-- START MATERIAL FOR THIS TASK --

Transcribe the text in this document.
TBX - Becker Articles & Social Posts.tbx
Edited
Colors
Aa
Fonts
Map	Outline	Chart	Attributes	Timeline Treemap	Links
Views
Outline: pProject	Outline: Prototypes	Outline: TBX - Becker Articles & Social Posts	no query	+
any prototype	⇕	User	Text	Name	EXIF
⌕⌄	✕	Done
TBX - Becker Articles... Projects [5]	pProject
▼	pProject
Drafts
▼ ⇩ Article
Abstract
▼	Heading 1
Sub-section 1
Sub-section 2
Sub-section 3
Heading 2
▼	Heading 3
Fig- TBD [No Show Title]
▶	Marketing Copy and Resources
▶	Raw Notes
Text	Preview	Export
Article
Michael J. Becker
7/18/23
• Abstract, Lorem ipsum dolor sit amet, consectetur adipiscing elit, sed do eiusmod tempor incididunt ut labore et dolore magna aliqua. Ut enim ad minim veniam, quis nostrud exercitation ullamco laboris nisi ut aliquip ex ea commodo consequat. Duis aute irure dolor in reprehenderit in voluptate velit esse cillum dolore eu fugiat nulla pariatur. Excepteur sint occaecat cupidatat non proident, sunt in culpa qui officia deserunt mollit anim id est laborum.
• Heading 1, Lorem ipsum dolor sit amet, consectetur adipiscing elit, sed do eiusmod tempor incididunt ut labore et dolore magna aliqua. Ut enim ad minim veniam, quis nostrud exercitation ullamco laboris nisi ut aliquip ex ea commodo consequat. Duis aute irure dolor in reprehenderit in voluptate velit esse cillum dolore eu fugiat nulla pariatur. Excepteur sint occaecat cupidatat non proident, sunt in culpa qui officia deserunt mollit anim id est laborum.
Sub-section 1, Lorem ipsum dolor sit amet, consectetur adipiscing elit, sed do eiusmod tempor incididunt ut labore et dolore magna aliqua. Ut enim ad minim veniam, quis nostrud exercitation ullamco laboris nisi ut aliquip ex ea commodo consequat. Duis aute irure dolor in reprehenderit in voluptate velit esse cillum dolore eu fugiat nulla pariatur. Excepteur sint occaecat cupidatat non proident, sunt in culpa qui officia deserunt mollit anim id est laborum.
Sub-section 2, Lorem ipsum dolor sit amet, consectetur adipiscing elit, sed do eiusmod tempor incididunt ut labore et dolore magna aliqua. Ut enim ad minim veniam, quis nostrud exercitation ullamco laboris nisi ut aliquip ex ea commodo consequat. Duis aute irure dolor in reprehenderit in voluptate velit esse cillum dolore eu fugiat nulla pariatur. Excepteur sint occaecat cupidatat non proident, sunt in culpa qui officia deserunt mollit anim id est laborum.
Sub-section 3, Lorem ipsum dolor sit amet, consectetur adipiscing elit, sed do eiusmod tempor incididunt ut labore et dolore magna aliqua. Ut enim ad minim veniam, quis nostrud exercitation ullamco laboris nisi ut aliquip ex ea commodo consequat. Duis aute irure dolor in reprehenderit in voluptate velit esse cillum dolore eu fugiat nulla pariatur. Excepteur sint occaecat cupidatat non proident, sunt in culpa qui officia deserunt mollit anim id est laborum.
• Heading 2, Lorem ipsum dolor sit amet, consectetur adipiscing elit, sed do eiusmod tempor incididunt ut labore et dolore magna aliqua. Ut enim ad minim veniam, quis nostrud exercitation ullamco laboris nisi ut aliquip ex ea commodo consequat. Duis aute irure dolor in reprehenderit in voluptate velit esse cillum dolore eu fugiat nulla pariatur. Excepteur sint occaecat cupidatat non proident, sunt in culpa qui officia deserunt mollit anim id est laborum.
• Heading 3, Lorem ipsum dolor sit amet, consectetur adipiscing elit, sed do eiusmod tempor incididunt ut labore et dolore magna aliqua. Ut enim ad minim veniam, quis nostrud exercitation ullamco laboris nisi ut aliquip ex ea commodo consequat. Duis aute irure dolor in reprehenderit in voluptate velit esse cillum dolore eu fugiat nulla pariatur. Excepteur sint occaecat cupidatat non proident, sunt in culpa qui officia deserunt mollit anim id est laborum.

-- END MATERIAL FOR THIS TASK --

- WRITTEN TASK -
Pull every line holding "pProject" out of the records.

- FINAL ANSWER -
Outline: pProject	Outline: Prototypes	Outline: TBX - Becker Articles & Social Posts	no query	+
TBX - Becker Articles... Projects [5]	pProject
▼	pProject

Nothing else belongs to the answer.